_To be done:_ Without including any pictures, write out all the entries exactly.
----- Data for this task
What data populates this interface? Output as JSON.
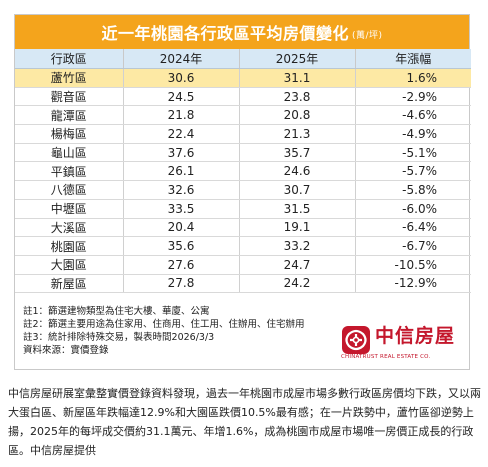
{
  "table": {
    "title": "近一年桃園各行政區平均房價變化",
    "unit": "(萬/坪)",
    "headers": [
      "行政區",
      "2024年",
      "2025年",
      "年漲幅"
    ],
    "rows": [
      {
        "district": "蘆竹區",
        "y2024": "30.6",
        "y2025": "31.1",
        "change": "1.6%"
      },
      {
        "district": "觀音區",
        "y2024": "24.5",
        "y2025": "23.8",
        "change": "-2.9%"
      },
      {
        "district": "龍潭區",
        "y2024": "21.8",
        "y2025": "20.8",
        "change": "-4.6%"
      },
      {
        "district": "楊梅區",
        "y2024": "22.4",
        "y2025": "21.3",
        "change": "-4.9%"
      },
      {
        "district": "龜山區",
        "y2024": "37.6",
        "y2025": "35.7",
        "change": "-5.1%"
      },
      {
        "district": "平鎮區",
        "y2024": "26.1",
        "y2025": "24.6",
        "change": "-5.7%"
      },
      {
        "district": "八德區",
        "y2024": "32.6",
        "y2025": "30.7",
        "change": "-5.8%"
      },
      {
        "district": "中壢區",
        "y2024": "33.5",
        "y2025": "31.5",
        "change": "-6.0%"
      },
      {
        "district": "大溪區",
        "y2024": "20.4",
        "y2025": "19.1",
        "change": "-6.4%"
      },
      {
        "district": "桃園區",
        "y2024": "35.6",
        "y2025": "33.2",
        "change": "-6.7%"
      },
      {
        "district": "大園區",
        "y2024": "27.6",
        "y2025": "24.7",
        "change": "-10.5%"
      },
      {
        "district": "新屋區",
        "y2024": "27.8",
        "y2025": "24.2",
        "change": "-12.9%"
      }
    ],
    "highlight_color": "#fde9a4",
    "title_bar_color": "#f4a41c",
    "header_color": "#d7e8f5"
  },
  "notes": [
    "註1：篩選建物類型為住宅大樓、華廈、公寓",
    "註2：篩選主要用途為住家用、住商用、住工用、住辦用、住宅辦用",
    "註3：統計排除特殊交易，製表時間2026/3/3",
    "資料來源：實價登錄"
  ],
  "logo": {
    "name": "中信房屋",
    "english": "CHINATRUST REAL ESTATE CO.",
    "icon": "chinatrust-knot-logo-icon",
    "color": "#c4172c"
  },
  "caption": "中信房屋研展室彙整實價登錄資料發現，過去一年桃園市成屋市場多數行政區房價均下跌，又以兩大蛋白區、新屋區年跌幅達12.9%和大園區跌價10.5%最有感；在一片跌勢中，蘆竹區卻逆勢上揚，2025年的每坪成交價約31.1萬元、年增1.6%，成為桃園市成屋市場唯一房價正成長的行政區。中信房屋提供"
}
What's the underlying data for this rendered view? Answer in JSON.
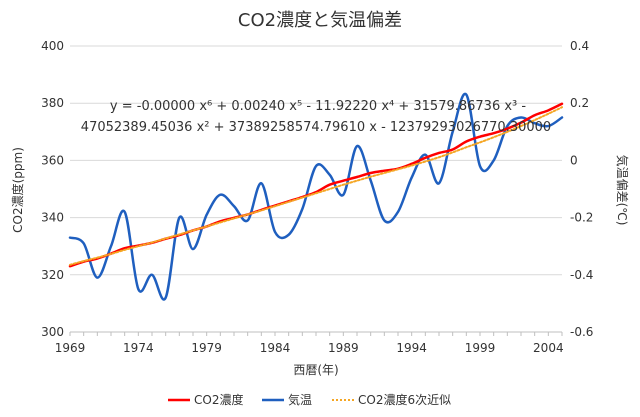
{
  "chart_data": {
    "type": "line",
    "title": "CO2濃度と気温偏差",
    "xlabel": "西暦(年)",
    "ylabel_left": "CO2濃度(ppm)",
    "ylabel_right": "気温偏差(℃)",
    "xlim": [
      1969,
      2005
    ],
    "x_ticks": [
      "1969",
      "1974",
      "1979",
      "1984",
      "1989",
      "1994",
      "1999",
      "2004"
    ],
    "ylim_left": [
      300,
      400
    ],
    "y_ticks_left": [
      "300",
      "320",
      "340",
      "360",
      "380",
      "400"
    ],
    "ylim_right": [
      -0.6,
      0.4
    ],
    "y_ticks_right": [
      "-0.6",
      "-0.4",
      "-0.2",
      "0",
      "0.2",
      "0.4"
    ],
    "grid": "horizontal",
    "legend_position": "bottom",
    "legend": [
      "CO2濃度",
      "気温",
      "CO2濃度6次近似"
    ],
    "trendline_equation": {
      "line1": "y = -0.00000 x⁶ + 0.00240 x⁵ - 11.92220 x⁴ + 31579.86736 x³ -",
      "line2": "47052389.45036 x² + 37389258574.79610 x - 12379293026770.30000"
    },
    "series": [
      {
        "name": "CO2濃度",
        "axis": "left",
        "color": "#ff0000",
        "style": "solid",
        "x": [
          1969,
          1970,
          1971,
          1972,
          1973,
          1974,
          1975,
          1976,
          1977,
          1978,
          1979,
          1980,
          1981,
          1982,
          1983,
          1984,
          1985,
          1986,
          1987,
          1988,
          1989,
          1990,
          1991,
          1992,
          1993,
          1994,
          1995,
          1996,
          1997,
          1998,
          1999,
          2000,
          2001,
          2002,
          2003,
          2004,
          2005
        ],
        "values": [
          323.0,
          324.6,
          325.7,
          327.4,
          329.3,
          330.2,
          331.2,
          332.6,
          333.9,
          335.5,
          336.9,
          338.7,
          339.9,
          341.1,
          342.7,
          344.2,
          345.7,
          347.2,
          348.9,
          351.5,
          352.9,
          354.2,
          355.6,
          356.4,
          357.1,
          358.8,
          360.9,
          362.6,
          363.8,
          366.6,
          368.3,
          369.5,
          371.1,
          373.2,
          375.8,
          377.5,
          379.8
        ]
      },
      {
        "name": "気温",
        "axis": "right",
        "color": "#1f5fbf",
        "style": "solid",
        "x": [
          1969,
          1970,
          1971,
          1972,
          1973,
          1974,
          1975,
          1976,
          1977,
          1978,
          1979,
          1980,
          1981,
          1982,
          1983,
          1984,
          1985,
          1986,
          1987,
          1988,
          1989,
          1990,
          1991,
          1992,
          1993,
          1994,
          1995,
          1996,
          1997,
          1998,
          1999,
          2000,
          2001,
          2002,
          2003,
          2004,
          2005
        ],
        "values": [
          -0.27,
          -0.29,
          -0.41,
          -0.3,
          -0.18,
          -0.45,
          -0.4,
          -0.48,
          -0.2,
          -0.31,
          -0.19,
          -0.12,
          -0.16,
          -0.21,
          -0.08,
          -0.25,
          -0.26,
          -0.17,
          -0.02,
          -0.05,
          -0.12,
          0.05,
          -0.07,
          -0.21,
          -0.18,
          -0.06,
          0.02,
          -0.08,
          0.1,
          0.23,
          -0.02,
          0.0,
          0.12,
          0.15,
          0.13,
          0.12,
          0.15
        ]
      },
      {
        "name": "CO2濃度6次近似",
        "axis": "left",
        "color": "#f5a623",
        "style": "dotted",
        "x": [
          1969,
          1970,
          1971,
          1972,
          1973,
          1974,
          1975,
          1976,
          1977,
          1978,
          1979,
          1980,
          1981,
          1982,
          1983,
          1984,
          1985,
          1986,
          1987,
          1988,
          1989,
          1990,
          1991,
          1992,
          1993,
          1994,
          1995,
          1996,
          1997,
          1998,
          1999,
          2000,
          2001,
          2002,
          2003,
          2004,
          2005
        ],
        "values": [
          323.5,
          324.8,
          326.0,
          327.3,
          328.7,
          330.0,
          331.3,
          332.7,
          334.1,
          335.5,
          336.9,
          338.3,
          339.7,
          341.1,
          342.5,
          344.0,
          345.5,
          347.0,
          348.5,
          350.0,
          351.5,
          352.9,
          354.3,
          355.6,
          356.9,
          358.2,
          359.6,
          361.1,
          362.8,
          364.6,
          366.3,
          368.1,
          370.0,
          372.0,
          374.1,
          376.3,
          378.6
        ]
      }
    ]
  }
}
----------
_Answer below:_
What data populates this interface? Output as JSON.
{
  "table": {
    "title": "近一年桃園各行政區平均房價變化",
    "unit": "(萬/坪)",
    "headers": [
      "行政區",
      "2024年",
      "2025年",
      "年漲幅"
    ],
    "rows": [
      {
        "district": "蘆竹區",
        "y2024": "30.6",
        "y2025": "31.1",
        "change": "1.6%"
      },
      {
        "district": "觀音區",
        "y2024": "24.5",
        "y2025": "23.8",
        "change": "-2.9%"
      },
      {
        "district": "龍潭區",
        "y2024": "21.8",
        "y2025": "20.8",
        "change": "-4.6%"
      },
      {
        "district": "楊梅區",
        "y2024": "22.4",
        "y2025": "21.3",
        "change": "-4.9%"
      },
      {
        "district": "龜山區",
        "y2024": "37.6",
        "y2025": "35.7",
        "change": "-5.1%"
      },
      {
        "district": "平鎮區",
        "y2024": "26.1",
        "y2025": "24.6",
        "change": "-5.7%"
      },
      {
        "district": "八德區",
        "y2024": "32.6",
        "y2025": "30.7",
        "change": "-5.8%"
      },
      {
        "district": "中壢區",
        "y2024": "33.5",
        "y2025": "31.5",
        "change": "-6.0%"
      },
      {
        "district": "大溪區",
        "y2024": "20.4",
        "y2025": "19.1",
        "change": "-6.4%"
      },
      {
        "district": "桃園區",
        "y2024": "35.6",
        "y2025": "33.2",
        "change": "-6.7%"
      },
      {
        "district": "大園區",
        "y2024": "27.6",
        "y2025": "24.7",
        "change": "-10.5%"
      },
      {
        "district": "新屋區",
        "y2024": "27.8",
        "y2025": "24.2",
        "change": "-12.9%"
      }
    ],
    "highlight_color": "#fde9a4",
    "title_bar_color": "#f4a41c",
    "header_color": "#d7e8f5"
  },
  "notes": [
    "註1：篩選建物類型為住宅大樓、華廈、公寓",
    "註2：篩選主要用途為住家用、住商用、住工用、住辦用、住宅辦用",
    "註3：統計排除特殊交易，製表時間2026/3/3",
    "資料來源：實價登錄"
  ],
  "logo": {
    "name": "中信房屋",
    "english": "CHINATRUST REAL ESTATE CO.",
    "icon": "chinatrust-knot-logo-icon",
    "color": "#c4172c"
  },
  "caption": "中信房屋研展室彙整實價登錄資料發現，過去一年桃園市成屋市場多數行政區房價均下跌，又以兩大蛋白區、新屋區年跌幅達12.9%和大園區跌價10.5%最有感；在一片跌勢中，蘆竹區卻逆勢上揚，2025年的每坪成交價約31.1萬元、年增1.6%，成為桃園市成屋市場唯一房價正成長的行政區。中信房屋提供"
}
What's the underlying data for this rendered view? Answer in JSON.
{
  "chart_data": {
    "type": "line",
    "title": "CO2濃度と気温偏差",
    "xlabel": "西暦(年)",
    "ylabel_left": "CO2濃度(ppm)",
    "ylabel_right": "気温偏差(℃)",
    "xlim": [
      1969,
      2005
    ],
    "x_ticks": [
      "1969",
      "1974",
      "1979",
      "1984",
      "1989",
      "1994",
      "1999",
      "2004"
    ],
    "ylim_left": [
      300,
      400
    ],
    "y_ticks_left": [
      "300",
      "320",
      "340",
      "360",
      "380",
      "400"
    ],
    "ylim_right": [
      -0.6,
      0.4
    ],
    "y_ticks_right": [
      "-0.6",
      "-0.4",
      "-0.2",
      "0",
      "0.2",
      "0.4"
    ],
    "grid": "horizontal",
    "legend_position": "bottom",
    "legend": [
      "CO2濃度",
      "気温",
      "CO2濃度6次近似"
    ],
    "trendline_equation": {
      "line1": "y = -0.00000 x⁶ + 0.00240 x⁵ - 11.92220 x⁴ + 31579.86736 x³ -",
      "line2": "47052389.45036 x² + 37389258574.79610 x - 12379293026770.30000"
    },
    "series": [
      {
        "name": "CO2濃度",
        "axis": "left",
        "color": "#ff0000",
        "style": "solid",
        "x": [
          1969,
          1970,
          1971,
          1972,
          1973,
          1974,
          1975,
          1976,
          1977,
          1978,
          1979,
          1980,
          1981,
          1982,
          1983,
          1984,
          1985,
          1986,
          1987,
          1988,
          1989,
          1990,
          1991,
          1992,
          1993,
          1994,
          1995,
          1996,
          1997,
          1998,
          1999,
          2000,
          2001,
          2002,
          2003,
          2004,
          2005
        ],
        "values": [
          323.0,
          324.6,
          325.7,
          327.4,
          329.3,
          330.2,
          331.2,
          332.6,
          333.9,
          335.5,
          336.9,
          338.7,
          339.9,
          341.1,
          342.7,
          344.2,
          345.7,
          347.2,
          348.9,
          351.5,
          352.9,
          354.2,
          355.6,
          356.4,
          357.1,
          358.8,
          360.9,
          362.6,
          363.8,
          366.6,
          368.3,
          369.5,
          371.1,
          373.2,
          375.8,
          377.5,
          379.8
        ]
      },
      {
        "name": "気温",
        "axis": "right",
        "color": "#1f5fbf",
        "style": "solid",
        "x": [
          1969,
          1970,
          1971,
          1972,
          1973,
          1974,
          1975,
          1976,
          1977,
          1978,
          1979,
          1980,
          1981,
          1982,
          1983,
          1984,
          1985,
          1986,
          1987,
          1988,
          1989,
          1990,
          1991,
          1992,
          1993,
          1994,
          1995,
          1996,
          1997,
          1998,
          1999,
          2000,
          2001,
          2002,
          2003,
          2004,
          2005
        ],
        "values": [
          -0.27,
          -0.29,
          -0.41,
          -0.3,
          -0.18,
          -0.45,
          -0.4,
          -0.48,
          -0.2,
          -0.31,
          -0.19,
          -0.12,
          -0.16,
          -0.21,
          -0.08,
          -0.25,
          -0.26,
          -0.17,
          -0.02,
          -0.05,
          -0.12,
          0.05,
          -0.07,
          -0.21,
          -0.18,
          -0.06,
          0.02,
          -0.08,
          0.1,
          0.23,
          -0.02,
          0.0,
          0.12,
          0.15,
          0.13,
          0.12,
          0.15
        ]
      },
      {
        "name": "CO2濃度6次近似",
        "axis": "left",
        "color": "#f5a623",
        "style": "dotted",
        "x": [
          1969,
          1970,
          1971,
          1972,
          1973,
          1974,
          1975,
          1976,
          1977,
          1978,
          1979,
          1980,
          1981,
          1982,
          1983,
          1984,
          1985,
          1986,
          1987,
          1988,
          1989,
          1990,
          1991,
          1992,
          1993,
          1994,
          1995,
          1996,
          1997,
          1998,
          1999,
          2000,
          2001,
          2002,
          2003,
          2004,
          2005
        ],
        "values": [
          323.5,
          324.8,
          326.0,
          327.3,
          328.7,
          330.0,
          331.3,
          332.7,
          334.1,
          335.5,
          336.9,
          338.3,
          339.7,
          341.1,
          342.5,
          344.0,
          345.5,
          347.0,
          348.5,
          350.0,
          351.5,
          352.9,
          354.3,
          355.6,
          356.9,
          358.2,
          359.6,
          361.1,
          362.8,
          364.6,
          366.3,
          368.1,
          370.0,
          372.0,
          374.1,
          376.3,
          378.6
        ]
      }
    ]
  }
}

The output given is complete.